| Stored records |

begin

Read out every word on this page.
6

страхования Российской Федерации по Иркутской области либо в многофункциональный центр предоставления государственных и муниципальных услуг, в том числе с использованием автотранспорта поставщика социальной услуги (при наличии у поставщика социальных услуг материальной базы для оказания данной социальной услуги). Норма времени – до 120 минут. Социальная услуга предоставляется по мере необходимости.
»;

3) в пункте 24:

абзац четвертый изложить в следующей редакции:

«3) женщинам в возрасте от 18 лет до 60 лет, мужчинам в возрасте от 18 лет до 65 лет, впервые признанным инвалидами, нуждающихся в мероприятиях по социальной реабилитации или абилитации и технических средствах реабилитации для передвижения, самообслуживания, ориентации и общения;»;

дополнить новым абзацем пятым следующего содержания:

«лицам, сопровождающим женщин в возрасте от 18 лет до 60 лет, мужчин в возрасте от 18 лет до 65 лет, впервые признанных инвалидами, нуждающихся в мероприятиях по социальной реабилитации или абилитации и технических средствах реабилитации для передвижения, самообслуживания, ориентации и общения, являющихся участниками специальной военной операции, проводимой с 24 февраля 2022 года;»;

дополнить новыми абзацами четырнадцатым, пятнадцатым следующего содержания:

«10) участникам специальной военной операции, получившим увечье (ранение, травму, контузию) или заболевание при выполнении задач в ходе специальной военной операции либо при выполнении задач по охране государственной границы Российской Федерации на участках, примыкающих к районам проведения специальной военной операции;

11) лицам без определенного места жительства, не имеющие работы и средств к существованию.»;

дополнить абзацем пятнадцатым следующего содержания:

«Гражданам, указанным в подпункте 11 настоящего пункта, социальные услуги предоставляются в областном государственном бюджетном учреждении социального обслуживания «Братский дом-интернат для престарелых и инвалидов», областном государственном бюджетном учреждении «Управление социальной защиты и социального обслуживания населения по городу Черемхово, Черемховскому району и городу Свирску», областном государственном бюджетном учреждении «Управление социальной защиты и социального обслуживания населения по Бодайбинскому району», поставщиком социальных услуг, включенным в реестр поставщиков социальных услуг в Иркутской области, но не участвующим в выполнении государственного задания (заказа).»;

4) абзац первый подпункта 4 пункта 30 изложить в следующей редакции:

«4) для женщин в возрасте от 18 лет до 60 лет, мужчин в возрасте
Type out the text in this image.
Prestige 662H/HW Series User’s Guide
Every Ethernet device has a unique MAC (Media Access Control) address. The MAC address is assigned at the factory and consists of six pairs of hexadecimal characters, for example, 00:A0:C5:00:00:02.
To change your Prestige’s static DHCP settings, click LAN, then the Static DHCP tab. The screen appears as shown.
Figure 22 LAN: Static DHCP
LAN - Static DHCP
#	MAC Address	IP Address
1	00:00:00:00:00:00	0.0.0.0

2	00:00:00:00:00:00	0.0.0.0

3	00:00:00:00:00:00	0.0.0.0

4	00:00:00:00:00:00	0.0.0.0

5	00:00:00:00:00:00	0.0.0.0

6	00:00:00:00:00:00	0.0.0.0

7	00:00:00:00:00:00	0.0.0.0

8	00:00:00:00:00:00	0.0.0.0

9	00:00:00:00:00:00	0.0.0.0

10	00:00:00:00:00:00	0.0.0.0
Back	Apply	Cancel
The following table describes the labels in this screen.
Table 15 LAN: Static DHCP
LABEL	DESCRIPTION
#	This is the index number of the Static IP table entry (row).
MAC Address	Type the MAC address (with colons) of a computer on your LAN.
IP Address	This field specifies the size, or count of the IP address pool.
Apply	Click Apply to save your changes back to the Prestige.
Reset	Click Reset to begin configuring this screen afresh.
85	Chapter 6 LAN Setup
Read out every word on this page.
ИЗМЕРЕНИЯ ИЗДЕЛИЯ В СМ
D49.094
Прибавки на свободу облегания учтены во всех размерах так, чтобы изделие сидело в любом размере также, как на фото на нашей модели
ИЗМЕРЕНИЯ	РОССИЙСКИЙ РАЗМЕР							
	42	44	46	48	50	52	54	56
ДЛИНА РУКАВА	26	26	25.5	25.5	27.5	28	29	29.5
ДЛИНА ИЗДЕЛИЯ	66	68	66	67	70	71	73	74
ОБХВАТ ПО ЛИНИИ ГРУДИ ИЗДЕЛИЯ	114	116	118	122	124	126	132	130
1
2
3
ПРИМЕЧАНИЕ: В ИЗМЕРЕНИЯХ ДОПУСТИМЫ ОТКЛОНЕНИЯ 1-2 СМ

end

| Brief |
Pick each line holding the word "your" out of the data and copy it.

| Complete output |
To change your Prestige’s static DHCP settings, click LAN, then the Static DHCP tab. The screen appears as shown.
MAC Address	Type the MAC address (with colons) of a computer on your LAN.
Apply	Click Apply to save your changes back to the Prestige.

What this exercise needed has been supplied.